- Given problem -
Scan the listing below and copy every line holding "true".

+++

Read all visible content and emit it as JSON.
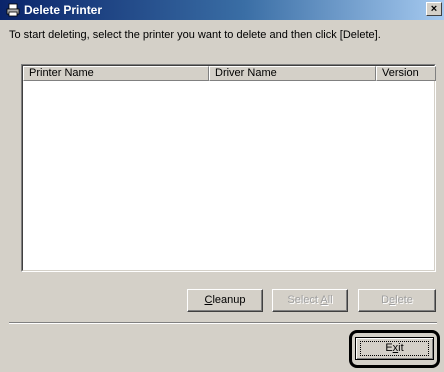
{
  "window": {
    "title": "Delete Printer",
    "close_label": "×"
  },
  "instruction": "To start deleting, select the printer you want to delete and then click [Delete].",
  "list": {
    "columns": [
      "Printer Name",
      "Driver Name",
      "Version"
    ],
    "rows": []
  },
  "buttons": {
    "cleanup": {
      "pre": "",
      "mnemonic": "C",
      "post": "leanup",
      "enabled": true
    },
    "select_all": {
      "pre": "Select ",
      "mnemonic": "A",
      "post": "ll",
      "enabled": false
    },
    "delete": {
      "pre": "D",
      "mnemonic": "e",
      "post": "lete",
      "enabled": false
    },
    "exit": {
      "pre": "E",
      "mnemonic": "x",
      "post": "it",
      "enabled": true,
      "focused": true,
      "highlighted": true
    }
  }
}
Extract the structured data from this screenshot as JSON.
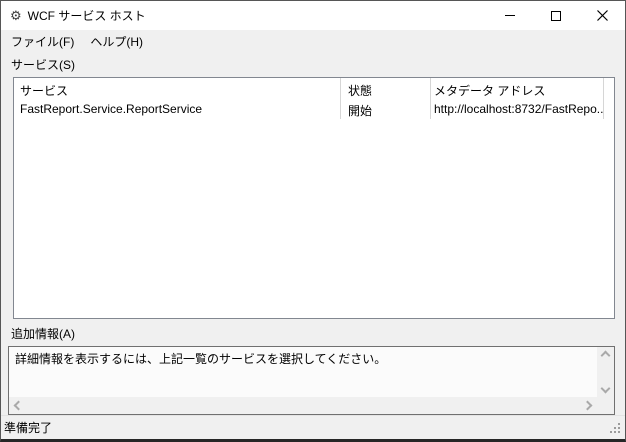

+++

- Finished answer -
      "enabled": true
      "enabled": true,
      "focused": true,
      "highlighted": true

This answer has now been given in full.